▶ _Job_
Among the entries, which lines carry the string "博洛尼亚"? Copy each of them.

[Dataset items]
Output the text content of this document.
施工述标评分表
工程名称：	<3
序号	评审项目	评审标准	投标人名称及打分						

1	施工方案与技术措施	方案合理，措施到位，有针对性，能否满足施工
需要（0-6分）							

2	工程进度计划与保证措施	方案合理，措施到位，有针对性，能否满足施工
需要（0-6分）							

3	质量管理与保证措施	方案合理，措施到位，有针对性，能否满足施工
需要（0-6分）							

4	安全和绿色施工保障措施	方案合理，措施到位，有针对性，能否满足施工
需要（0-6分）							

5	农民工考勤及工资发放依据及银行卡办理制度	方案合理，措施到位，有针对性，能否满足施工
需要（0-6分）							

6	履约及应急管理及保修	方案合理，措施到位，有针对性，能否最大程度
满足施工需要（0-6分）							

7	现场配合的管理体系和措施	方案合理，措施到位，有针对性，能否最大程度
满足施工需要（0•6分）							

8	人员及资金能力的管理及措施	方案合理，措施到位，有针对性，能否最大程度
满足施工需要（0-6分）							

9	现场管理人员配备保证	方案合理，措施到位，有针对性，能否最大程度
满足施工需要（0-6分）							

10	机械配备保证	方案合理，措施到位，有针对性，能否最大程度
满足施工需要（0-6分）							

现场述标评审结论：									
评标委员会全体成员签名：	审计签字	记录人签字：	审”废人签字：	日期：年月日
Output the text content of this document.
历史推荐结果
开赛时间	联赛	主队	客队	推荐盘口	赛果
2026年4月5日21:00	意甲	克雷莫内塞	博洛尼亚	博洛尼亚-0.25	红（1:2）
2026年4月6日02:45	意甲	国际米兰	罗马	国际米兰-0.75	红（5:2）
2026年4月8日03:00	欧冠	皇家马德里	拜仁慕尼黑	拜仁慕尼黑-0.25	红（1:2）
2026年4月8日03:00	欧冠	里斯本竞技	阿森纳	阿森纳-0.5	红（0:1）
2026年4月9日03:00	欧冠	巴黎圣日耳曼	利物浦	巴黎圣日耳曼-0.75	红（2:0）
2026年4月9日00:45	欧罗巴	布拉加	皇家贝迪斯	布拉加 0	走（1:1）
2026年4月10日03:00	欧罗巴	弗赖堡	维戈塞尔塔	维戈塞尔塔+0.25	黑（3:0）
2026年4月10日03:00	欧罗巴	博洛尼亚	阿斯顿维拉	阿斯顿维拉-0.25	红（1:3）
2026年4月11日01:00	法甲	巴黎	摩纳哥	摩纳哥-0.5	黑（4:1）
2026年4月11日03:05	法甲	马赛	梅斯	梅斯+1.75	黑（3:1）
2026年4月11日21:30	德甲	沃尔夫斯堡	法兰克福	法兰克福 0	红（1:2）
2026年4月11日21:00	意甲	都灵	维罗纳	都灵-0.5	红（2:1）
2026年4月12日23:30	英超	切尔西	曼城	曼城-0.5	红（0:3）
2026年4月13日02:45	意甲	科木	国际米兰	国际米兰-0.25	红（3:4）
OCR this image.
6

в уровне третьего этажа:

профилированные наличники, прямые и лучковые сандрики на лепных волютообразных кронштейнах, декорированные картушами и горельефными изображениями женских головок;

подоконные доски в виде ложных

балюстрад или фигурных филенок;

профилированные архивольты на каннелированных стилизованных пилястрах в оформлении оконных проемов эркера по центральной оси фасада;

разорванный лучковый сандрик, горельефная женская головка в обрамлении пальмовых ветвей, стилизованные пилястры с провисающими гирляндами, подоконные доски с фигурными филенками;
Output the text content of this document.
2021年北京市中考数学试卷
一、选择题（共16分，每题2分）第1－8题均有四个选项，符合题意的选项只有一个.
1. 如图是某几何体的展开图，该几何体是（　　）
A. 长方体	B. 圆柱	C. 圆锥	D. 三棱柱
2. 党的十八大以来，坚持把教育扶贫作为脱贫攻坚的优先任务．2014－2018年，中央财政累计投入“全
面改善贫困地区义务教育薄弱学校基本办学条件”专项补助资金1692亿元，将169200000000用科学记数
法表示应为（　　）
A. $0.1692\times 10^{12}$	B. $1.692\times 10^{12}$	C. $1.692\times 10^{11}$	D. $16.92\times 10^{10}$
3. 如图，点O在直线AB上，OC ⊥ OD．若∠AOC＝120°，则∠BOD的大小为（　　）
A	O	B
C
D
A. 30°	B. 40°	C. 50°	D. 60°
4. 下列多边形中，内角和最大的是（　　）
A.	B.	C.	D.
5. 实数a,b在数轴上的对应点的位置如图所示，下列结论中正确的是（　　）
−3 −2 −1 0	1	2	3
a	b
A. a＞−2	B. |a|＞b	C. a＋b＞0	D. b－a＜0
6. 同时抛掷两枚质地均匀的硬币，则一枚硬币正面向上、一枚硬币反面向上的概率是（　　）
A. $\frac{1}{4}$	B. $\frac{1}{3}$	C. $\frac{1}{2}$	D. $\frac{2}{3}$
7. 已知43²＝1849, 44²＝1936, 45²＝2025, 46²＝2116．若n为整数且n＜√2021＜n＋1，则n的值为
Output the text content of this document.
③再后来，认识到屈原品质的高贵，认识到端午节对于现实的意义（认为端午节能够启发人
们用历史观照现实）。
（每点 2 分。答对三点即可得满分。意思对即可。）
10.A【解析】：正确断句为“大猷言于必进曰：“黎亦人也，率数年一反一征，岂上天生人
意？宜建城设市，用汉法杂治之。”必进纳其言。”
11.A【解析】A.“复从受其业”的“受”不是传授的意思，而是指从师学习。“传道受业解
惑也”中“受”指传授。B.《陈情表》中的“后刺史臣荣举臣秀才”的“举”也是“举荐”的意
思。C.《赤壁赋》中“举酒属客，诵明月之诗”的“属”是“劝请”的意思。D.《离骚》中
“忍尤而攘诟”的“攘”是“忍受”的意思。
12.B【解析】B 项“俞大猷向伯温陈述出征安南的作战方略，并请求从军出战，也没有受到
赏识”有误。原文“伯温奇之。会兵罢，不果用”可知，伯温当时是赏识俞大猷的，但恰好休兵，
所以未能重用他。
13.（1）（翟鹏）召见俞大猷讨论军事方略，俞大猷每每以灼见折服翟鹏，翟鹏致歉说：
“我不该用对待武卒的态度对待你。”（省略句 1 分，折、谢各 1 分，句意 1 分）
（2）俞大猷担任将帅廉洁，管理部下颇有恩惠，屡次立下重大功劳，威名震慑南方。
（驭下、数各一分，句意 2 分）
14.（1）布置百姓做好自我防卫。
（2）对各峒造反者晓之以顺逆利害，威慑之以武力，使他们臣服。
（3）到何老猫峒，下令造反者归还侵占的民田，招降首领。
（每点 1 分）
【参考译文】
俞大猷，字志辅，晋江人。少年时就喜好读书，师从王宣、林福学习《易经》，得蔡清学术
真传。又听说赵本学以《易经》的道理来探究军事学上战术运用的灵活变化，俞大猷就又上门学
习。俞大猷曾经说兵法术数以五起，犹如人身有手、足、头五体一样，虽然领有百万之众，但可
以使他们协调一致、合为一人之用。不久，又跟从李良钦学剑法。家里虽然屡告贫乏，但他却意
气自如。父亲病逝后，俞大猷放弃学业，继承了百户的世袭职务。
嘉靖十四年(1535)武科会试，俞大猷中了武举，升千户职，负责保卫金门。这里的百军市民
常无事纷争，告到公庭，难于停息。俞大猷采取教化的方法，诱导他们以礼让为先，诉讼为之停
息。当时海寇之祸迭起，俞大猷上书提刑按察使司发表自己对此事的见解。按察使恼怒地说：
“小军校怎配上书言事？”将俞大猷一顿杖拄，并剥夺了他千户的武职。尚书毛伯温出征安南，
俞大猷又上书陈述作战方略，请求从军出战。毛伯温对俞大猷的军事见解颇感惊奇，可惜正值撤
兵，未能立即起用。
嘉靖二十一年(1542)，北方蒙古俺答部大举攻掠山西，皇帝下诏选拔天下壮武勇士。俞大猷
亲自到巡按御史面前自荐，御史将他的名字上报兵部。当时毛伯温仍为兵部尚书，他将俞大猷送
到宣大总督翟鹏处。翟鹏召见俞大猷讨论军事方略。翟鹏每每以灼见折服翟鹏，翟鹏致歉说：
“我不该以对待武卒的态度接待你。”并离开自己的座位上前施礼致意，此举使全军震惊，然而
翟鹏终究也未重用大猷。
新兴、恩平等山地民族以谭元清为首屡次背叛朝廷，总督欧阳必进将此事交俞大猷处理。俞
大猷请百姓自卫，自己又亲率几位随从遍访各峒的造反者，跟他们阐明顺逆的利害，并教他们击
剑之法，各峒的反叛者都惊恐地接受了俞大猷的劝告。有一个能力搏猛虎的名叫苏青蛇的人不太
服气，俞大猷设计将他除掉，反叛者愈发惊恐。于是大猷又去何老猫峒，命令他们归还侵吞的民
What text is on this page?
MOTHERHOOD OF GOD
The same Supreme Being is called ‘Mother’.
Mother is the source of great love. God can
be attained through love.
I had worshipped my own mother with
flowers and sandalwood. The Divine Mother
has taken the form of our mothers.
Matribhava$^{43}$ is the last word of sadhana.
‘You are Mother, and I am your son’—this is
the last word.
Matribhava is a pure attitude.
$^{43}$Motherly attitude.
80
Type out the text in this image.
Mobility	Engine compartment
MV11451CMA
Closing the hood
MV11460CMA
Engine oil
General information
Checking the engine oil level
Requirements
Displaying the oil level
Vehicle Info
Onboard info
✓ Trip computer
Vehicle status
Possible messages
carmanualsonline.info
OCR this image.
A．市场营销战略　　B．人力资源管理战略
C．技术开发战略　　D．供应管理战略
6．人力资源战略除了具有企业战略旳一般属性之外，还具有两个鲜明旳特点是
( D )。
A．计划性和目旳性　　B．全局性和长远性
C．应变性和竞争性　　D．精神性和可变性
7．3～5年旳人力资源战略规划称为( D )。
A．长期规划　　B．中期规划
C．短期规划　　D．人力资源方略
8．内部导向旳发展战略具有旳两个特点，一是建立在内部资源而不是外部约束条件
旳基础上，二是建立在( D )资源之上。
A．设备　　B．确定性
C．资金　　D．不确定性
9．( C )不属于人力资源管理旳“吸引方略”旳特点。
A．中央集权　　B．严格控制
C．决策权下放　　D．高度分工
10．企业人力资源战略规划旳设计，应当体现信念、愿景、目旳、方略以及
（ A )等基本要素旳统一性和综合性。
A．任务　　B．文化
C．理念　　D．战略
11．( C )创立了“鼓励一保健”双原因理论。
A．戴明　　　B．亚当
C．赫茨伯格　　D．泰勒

▶ _Answer to the exercise_
2026年4月5日21:00	意甲	克雷莫内塞	博洛尼亚	博洛尼亚-0.25	红（1:2）
2026年4月10日03:00	欧罗巴	博洛尼亚	阿斯顿维拉	阿斯顿维拉-0.25	红（1:3）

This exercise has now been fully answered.